▸ Goal:
What is needed is an exact repeat of the lines from the line containing "Give me the" through the final line of the entries below, and nothing else.

▸ Given data:
↓↓↓

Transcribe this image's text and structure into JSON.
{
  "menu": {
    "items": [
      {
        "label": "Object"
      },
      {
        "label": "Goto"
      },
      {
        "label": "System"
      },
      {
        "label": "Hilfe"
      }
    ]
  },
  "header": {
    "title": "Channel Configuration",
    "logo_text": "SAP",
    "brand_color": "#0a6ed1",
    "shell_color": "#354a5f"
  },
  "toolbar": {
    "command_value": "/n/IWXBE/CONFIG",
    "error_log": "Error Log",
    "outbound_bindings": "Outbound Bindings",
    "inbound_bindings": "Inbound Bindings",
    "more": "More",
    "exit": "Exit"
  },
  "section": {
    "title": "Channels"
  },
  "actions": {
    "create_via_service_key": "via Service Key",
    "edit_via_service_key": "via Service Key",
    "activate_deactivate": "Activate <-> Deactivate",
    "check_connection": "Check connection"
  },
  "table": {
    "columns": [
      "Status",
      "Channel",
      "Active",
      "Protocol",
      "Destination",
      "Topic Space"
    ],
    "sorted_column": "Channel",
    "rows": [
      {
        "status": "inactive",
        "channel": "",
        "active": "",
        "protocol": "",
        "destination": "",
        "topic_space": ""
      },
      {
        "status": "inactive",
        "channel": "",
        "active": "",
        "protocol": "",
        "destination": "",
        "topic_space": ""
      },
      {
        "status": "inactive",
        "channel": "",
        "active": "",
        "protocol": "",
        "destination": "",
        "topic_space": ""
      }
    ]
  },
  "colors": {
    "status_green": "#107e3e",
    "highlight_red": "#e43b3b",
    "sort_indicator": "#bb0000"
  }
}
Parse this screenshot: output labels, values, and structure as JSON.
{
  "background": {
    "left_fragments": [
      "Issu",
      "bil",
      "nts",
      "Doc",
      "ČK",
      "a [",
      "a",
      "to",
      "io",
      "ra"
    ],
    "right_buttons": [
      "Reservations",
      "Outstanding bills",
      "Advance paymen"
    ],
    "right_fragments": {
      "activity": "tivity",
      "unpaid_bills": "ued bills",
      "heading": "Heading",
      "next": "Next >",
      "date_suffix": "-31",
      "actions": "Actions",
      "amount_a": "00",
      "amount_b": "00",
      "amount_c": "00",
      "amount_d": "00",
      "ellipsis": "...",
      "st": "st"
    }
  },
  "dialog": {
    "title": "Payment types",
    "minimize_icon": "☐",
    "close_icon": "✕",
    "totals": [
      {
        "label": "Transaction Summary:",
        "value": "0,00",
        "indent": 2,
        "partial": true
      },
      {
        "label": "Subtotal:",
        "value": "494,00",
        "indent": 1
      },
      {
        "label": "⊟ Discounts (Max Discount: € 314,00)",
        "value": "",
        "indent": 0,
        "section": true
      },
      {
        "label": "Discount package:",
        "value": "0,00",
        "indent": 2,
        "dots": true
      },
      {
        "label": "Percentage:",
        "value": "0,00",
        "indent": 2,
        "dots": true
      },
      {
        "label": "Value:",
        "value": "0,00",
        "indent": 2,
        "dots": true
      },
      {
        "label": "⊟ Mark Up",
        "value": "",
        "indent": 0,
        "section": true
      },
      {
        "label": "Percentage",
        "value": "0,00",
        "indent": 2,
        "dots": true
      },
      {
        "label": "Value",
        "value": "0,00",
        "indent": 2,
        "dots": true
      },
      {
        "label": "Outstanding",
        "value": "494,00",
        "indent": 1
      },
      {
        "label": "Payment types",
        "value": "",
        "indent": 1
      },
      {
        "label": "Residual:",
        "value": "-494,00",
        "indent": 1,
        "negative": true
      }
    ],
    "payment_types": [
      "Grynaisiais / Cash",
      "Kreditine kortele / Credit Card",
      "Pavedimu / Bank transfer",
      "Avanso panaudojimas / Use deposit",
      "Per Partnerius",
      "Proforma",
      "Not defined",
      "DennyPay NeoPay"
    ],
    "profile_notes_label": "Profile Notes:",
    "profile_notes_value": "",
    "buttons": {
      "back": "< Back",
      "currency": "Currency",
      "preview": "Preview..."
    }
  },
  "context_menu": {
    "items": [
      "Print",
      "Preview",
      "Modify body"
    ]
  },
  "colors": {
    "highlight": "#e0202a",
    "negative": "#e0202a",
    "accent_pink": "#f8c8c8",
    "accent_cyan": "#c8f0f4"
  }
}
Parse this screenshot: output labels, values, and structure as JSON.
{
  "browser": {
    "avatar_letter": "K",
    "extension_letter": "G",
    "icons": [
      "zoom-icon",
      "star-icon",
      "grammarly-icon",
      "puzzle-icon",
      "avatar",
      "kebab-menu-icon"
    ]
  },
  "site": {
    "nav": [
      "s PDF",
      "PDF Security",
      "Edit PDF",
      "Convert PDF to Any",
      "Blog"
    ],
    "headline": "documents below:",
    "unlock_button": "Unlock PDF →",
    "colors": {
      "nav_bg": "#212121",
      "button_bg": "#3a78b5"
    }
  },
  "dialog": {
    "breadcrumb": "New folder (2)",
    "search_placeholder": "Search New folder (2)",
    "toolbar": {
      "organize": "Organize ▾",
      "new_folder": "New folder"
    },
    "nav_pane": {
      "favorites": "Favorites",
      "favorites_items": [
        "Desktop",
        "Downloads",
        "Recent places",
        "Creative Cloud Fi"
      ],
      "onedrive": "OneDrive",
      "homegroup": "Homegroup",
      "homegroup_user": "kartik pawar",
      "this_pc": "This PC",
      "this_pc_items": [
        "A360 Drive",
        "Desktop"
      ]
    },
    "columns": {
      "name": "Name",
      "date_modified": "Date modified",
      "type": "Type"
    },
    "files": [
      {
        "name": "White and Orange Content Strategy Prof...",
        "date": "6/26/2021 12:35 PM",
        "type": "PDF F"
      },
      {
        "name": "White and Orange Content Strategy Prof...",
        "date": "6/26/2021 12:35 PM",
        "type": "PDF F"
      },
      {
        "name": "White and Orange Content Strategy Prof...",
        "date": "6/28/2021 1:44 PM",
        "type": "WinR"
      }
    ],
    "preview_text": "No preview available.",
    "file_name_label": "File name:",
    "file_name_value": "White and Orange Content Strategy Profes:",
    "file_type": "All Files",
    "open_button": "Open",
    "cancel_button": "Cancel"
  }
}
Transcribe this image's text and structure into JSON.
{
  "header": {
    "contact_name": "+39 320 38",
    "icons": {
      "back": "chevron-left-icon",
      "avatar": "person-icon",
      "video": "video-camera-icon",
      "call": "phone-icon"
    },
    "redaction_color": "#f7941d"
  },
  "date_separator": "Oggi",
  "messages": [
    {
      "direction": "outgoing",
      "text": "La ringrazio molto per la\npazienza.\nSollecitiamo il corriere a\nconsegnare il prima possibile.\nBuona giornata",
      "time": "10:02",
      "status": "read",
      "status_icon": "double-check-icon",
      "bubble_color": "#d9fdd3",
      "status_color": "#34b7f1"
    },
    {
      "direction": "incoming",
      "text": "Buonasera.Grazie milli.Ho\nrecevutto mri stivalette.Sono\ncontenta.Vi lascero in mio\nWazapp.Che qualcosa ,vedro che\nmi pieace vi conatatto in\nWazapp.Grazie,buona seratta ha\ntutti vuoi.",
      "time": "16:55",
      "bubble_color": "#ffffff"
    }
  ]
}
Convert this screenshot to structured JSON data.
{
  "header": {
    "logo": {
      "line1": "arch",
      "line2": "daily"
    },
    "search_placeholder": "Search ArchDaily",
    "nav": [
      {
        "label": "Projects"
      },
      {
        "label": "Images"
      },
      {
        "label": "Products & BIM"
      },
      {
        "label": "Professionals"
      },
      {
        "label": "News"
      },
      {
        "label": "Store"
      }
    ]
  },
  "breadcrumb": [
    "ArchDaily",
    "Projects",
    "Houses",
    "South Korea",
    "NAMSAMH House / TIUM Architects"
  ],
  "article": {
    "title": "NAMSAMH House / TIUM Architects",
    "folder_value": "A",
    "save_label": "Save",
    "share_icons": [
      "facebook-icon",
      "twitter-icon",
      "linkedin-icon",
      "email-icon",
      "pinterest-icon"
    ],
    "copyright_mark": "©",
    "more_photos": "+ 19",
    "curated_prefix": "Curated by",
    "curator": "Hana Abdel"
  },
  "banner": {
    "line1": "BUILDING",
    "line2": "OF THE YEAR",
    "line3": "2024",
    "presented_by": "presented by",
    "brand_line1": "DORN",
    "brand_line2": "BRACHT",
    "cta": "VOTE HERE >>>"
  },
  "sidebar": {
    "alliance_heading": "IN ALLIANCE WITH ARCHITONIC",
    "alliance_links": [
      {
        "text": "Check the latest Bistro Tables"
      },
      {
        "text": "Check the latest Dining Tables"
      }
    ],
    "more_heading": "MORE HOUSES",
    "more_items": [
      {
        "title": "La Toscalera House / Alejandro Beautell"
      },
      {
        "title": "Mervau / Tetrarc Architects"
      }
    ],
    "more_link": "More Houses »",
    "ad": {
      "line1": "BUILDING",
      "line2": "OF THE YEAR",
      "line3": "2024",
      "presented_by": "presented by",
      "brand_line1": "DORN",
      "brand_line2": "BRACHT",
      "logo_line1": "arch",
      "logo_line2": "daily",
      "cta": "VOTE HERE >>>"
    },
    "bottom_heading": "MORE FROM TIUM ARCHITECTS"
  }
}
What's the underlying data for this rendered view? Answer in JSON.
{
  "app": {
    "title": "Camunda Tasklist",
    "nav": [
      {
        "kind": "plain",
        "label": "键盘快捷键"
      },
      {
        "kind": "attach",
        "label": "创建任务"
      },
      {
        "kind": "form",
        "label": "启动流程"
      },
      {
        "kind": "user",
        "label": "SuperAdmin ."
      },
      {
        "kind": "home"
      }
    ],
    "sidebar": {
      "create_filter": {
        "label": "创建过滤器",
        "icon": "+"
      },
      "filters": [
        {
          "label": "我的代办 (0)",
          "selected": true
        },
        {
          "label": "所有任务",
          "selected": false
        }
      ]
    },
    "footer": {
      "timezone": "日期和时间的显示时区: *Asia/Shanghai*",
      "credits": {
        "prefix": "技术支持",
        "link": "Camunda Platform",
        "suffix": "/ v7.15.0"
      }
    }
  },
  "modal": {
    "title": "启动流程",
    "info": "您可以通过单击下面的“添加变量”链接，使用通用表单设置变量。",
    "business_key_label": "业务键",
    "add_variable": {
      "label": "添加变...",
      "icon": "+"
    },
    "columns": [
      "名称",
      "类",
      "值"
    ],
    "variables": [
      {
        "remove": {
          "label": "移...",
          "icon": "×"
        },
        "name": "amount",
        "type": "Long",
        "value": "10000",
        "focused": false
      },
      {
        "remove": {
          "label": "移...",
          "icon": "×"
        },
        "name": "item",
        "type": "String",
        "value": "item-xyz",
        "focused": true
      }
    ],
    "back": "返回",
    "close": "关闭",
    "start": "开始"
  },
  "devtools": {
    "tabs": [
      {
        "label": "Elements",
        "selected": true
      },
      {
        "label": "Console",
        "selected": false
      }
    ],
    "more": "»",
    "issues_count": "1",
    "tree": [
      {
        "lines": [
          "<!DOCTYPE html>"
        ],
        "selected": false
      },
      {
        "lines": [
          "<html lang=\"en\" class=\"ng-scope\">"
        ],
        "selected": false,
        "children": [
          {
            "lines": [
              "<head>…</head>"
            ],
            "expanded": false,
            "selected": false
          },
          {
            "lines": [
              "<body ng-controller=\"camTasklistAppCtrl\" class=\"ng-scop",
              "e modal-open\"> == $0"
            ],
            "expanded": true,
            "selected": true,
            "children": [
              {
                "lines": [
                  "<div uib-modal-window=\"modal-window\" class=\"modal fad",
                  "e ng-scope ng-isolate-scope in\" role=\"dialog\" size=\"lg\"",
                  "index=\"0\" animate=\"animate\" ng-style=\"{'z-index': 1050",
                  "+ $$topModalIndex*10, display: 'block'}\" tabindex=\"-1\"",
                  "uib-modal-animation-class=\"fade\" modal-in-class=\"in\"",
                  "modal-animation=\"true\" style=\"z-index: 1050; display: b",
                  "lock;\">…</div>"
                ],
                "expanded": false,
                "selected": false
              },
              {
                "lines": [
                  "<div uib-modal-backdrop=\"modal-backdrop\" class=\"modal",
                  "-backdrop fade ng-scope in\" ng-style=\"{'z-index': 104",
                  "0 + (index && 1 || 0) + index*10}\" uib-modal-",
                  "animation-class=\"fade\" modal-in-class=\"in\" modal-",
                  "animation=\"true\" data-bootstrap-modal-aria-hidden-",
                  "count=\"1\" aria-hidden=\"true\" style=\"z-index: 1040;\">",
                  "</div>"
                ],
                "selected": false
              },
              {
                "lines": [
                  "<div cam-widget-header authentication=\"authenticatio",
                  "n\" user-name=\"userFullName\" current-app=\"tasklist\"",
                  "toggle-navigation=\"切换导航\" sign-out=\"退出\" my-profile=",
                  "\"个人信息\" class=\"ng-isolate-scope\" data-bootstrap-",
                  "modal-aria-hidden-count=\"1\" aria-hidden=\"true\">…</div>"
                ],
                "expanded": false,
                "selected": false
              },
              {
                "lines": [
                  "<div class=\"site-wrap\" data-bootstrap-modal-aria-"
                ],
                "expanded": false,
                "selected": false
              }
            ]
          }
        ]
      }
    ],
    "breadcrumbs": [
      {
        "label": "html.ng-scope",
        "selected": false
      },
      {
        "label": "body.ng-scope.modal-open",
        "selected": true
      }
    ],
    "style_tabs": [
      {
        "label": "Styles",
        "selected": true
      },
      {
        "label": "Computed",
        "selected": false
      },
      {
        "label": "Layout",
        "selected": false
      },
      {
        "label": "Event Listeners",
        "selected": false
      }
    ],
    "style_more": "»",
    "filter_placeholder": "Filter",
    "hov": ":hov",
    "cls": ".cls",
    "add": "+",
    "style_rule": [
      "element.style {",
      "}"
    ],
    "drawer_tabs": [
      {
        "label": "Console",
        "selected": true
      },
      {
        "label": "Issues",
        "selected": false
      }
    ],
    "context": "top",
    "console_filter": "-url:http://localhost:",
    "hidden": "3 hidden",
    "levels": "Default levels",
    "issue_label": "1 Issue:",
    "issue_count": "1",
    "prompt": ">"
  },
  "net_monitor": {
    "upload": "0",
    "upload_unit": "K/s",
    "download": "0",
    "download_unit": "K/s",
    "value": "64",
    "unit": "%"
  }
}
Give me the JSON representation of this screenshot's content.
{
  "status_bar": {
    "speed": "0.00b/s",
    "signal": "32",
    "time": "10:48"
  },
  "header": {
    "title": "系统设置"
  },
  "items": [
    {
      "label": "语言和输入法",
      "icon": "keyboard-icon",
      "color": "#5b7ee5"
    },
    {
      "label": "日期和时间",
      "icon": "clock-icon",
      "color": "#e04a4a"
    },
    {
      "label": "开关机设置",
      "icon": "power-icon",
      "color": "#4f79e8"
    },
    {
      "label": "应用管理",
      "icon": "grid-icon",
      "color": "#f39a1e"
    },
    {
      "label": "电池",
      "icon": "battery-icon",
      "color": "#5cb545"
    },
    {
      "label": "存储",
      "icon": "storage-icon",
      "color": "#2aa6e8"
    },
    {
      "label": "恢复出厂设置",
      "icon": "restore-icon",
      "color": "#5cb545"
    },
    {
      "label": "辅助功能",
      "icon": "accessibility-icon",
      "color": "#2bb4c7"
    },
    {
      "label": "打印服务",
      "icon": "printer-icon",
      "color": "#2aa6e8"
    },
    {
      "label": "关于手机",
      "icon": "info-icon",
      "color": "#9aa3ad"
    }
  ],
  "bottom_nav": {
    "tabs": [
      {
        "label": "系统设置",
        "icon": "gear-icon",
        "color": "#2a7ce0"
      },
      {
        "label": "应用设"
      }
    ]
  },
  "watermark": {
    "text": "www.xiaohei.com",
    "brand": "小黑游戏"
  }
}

↑↑↑

▸ Answer to this exercise:
Give me the JSON representation of this screenshot's content.
{
  "status_bar": {
    "speed": "0.00b/s",
    "signal": "32",
    "time": "10:48"
  },
  "header": {
    "title": "系统设置"
  },
  "items": [
    {
      "label": "语言和输入法",
      "icon": "keyboard-icon",
      "color": "#5b7ee5"
    },
    {
      "label": "日期和时间",
      "icon": "clock-icon",
      "color": "#e04a4a"
    },
    {
      "label": "开关机设置",
      "icon": "power-icon",
      "color": "#4f79e8"
    },
    {
      "label": "应用管理",
      "icon": "grid-icon",
      "color": "#f39a1e"
    },
    {
      "label": "电池",
      "icon": "battery-icon",
      "color": "#5cb545"
    },
    {
      "label": "存储",
      "icon": "storage-icon",
      "color": "#2aa6e8"
    },
    {
      "label": "恢复出厂设置",
      "icon": "restore-icon",
      "color": "#5cb545"
    },
    {
      "label": "辅助功能",
      "icon": "accessibility-icon",
      "color": "#2bb4c7"
    },
    {
      "label": "打印服务",
      "icon": "printer-icon",
      "color": "#2aa6e8"
    },
    {
      "label": "关于手机",
      "icon": "info-icon",
      "color": "#9aa3ad"
    }
  ],
  "bottom_nav": {
    "tabs": [
      {
        "label": "系统设置",
        "icon": "gear-icon",
        "color": "#2a7ce0"
      },
      {
        "label": "应用设"
      }
    ]
  },
  "watermark": {
    "text": "www.xiaohei.com",
    "brand": "小黑游戏"
  }
}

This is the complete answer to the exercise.